◆ **TEXTO EXTRAÍDO**:

España suspende en educación financiera: el ahorro se estanca fuera de la bolsa

Solo el 12,5% del patrimonio de las familias españolas está expuesto a renta variable, frente al 55% de los hogares en EE.UU.

Apenas uno de cada diez españoles participa en los mercados bursátiles, una cifra que sitúa a España a la cola del mundo desarrollado en cultura de inversión. Según datos de Norz Patrimonia correspondientes al periodo 2024-2025, el patrimonio financiero de las familias españolas en bolsa es del 12,5%, una cifra ínfima comparada con el 55% de Estados Unidos, el 49% de Canadá o el 37% de Australia. Incluso dentro del contexto europeo, España se ve superada por Suecia (22%), Francia (15,1%) y Alemania (14,2%), evidenciando un déficit estructural en la planificación patrimonial que prioriza depósitos bancarios y activos inmobiliarios sobre la renta variable.

Rafael Rabat, socio director de Norz Patrimonia, señala que esta brecha no responde a la falta de renta, sino a una carencia de conocimiento financiero que asocia el mercado bursátil exclusivamente al riesgo. Mientras el mercado estadounidense ha generado rentabilidades anualizadas cercanas al 17% en la última década, la bolsa española apenas ha ofrecido un rendimiento del 1,65%. Actualmente, España cuenta con unos 6 millones de inversores (directos e indirectos), una cifra muy alejada de los 185 millones de EE.UU. o los 85 millones de India, lo que subraya la necesidad de profesionalizar la gestión del ahorro mediante el asesoramiento financiero independiente.

[Datos de comprensión de documentos]
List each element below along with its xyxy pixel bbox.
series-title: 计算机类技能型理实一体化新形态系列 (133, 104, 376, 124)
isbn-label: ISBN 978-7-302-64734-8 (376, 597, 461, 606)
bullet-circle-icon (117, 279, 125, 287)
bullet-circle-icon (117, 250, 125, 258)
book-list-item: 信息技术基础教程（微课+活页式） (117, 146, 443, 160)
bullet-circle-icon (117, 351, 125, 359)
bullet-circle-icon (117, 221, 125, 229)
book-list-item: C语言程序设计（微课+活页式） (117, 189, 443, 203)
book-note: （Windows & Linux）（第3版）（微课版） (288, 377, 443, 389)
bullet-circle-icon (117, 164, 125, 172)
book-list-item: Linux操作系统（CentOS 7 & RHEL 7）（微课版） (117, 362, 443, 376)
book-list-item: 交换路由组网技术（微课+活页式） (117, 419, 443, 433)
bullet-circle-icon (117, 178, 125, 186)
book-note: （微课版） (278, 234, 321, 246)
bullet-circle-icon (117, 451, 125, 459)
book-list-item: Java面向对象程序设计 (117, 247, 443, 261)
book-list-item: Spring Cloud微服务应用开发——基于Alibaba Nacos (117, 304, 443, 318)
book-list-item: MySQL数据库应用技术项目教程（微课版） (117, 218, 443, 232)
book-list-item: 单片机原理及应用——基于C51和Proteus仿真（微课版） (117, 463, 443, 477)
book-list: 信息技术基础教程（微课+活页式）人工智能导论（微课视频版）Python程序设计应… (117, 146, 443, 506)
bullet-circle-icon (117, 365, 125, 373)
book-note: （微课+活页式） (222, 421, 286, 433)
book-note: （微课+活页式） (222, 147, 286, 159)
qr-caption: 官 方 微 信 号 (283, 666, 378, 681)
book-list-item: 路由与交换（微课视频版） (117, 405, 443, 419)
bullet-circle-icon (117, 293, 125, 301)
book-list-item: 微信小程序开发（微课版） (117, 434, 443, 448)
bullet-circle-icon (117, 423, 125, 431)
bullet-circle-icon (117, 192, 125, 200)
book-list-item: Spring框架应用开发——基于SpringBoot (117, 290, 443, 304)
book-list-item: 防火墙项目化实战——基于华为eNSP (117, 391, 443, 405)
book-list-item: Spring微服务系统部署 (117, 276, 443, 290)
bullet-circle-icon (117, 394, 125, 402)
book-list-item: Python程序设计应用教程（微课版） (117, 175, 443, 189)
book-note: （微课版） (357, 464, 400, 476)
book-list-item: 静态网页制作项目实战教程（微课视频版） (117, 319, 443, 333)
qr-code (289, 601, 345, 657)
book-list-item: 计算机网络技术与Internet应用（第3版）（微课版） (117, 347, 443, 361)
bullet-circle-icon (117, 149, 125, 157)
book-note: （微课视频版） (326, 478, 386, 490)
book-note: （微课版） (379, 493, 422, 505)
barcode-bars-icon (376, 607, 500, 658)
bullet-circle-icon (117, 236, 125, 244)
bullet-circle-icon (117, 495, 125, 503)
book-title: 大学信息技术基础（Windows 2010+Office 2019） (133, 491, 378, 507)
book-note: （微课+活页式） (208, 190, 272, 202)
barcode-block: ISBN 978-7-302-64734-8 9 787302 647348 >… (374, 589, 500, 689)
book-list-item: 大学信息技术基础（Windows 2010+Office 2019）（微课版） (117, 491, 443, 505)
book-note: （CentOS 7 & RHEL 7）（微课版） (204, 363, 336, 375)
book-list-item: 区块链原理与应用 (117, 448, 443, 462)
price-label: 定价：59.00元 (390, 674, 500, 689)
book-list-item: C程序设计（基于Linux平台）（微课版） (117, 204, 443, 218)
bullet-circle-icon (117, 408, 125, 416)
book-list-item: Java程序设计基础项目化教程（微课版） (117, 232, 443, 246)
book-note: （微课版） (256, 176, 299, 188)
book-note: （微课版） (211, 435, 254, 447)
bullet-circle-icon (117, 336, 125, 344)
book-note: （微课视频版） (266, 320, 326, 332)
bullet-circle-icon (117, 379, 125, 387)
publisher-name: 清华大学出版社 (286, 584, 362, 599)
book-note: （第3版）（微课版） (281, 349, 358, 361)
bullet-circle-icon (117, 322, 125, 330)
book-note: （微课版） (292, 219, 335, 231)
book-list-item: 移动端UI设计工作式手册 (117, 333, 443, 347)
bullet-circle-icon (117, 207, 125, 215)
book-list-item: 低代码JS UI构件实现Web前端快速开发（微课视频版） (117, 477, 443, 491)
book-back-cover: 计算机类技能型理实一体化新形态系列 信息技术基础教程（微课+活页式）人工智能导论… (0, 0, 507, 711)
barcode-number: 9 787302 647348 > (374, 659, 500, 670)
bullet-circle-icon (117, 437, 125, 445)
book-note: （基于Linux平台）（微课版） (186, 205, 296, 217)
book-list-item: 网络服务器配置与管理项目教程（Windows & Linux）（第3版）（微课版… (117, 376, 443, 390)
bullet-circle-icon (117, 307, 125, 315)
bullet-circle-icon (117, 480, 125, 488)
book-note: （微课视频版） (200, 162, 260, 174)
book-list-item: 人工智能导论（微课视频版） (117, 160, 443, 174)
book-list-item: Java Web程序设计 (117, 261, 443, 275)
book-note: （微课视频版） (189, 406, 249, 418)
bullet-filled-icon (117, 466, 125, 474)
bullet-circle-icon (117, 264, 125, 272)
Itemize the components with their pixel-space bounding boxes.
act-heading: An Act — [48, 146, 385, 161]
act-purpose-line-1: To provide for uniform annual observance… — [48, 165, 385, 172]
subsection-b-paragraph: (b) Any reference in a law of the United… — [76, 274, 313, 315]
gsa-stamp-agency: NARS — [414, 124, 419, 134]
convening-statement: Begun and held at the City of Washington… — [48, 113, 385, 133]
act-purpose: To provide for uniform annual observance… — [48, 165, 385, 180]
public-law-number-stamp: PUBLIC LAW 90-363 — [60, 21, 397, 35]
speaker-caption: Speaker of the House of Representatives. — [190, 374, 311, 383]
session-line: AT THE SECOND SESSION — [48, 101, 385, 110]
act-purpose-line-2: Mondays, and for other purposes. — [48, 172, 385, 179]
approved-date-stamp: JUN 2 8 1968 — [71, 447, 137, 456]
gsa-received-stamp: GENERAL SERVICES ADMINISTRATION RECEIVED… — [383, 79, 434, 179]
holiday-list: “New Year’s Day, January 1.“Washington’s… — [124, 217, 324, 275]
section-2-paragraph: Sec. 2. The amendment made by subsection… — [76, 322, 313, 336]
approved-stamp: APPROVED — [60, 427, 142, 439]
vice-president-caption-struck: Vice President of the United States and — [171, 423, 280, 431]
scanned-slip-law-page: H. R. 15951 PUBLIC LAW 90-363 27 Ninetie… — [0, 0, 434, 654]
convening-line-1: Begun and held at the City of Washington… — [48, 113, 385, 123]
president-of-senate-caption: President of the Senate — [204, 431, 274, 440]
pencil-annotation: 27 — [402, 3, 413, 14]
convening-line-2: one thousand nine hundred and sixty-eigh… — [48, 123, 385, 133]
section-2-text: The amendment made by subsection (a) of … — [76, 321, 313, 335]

◆ **PREGUNTAS SOBRE CONTENIDO**:
A. Responde a estas preguntas sobre el artículo del ahorro de las familias españolas:
(i) ¿Qué porcentaje del patrimonio financiero de las familias españolas está en bolsa, según Norz Patrimonia?
(ii) ¿Qué porcentaje se atribuye a Suecia?
(iii) ¿Cuántos inversores, directos e indirectos, tiene actualmente España?
B. Prosigue el artículo sobre el ahorro de las familias españolas desde su última frase.

◆ **RESPUESTAS ESCRITAS**:
A.
(i) El 12,5%.
(ii) El 22%.
(iii) Unos 6 millones.

B.
Enlaces de interés: Norz Patrimonia | Perfil de Rafael Rabat

Impacto Económico: La baja exposición a activos productivos lastra la capitalización del ahorro privado, reduciendo la riqueza neta de las familias a largo plazo y limitando el flujo de capital hacia el tejido empresarial cotizado, lo que frena la competitividad del PIB frente a economías con mercados de capitales dinámicos.

El Zoom de Javier: Del ahorro estático a la inversión estratégica

El miedo al mercado es el impuesto invisible que paga el empresario español; delegar el capital en depósitos es garantizar una pérdida de poder adquisitivo frente a la inflación. La oportunidad reside en profesionalizar la tesorería y el ahorro patrimonial: pasar de «tener dinero en el banco» a gestionar una cartera diversificada que trabaje con la misma eficiencia que tu propio negocio.

Invertir es el arte de poner el dinero a trabajar para que, algún día, tú puedas dejar de hacerlo.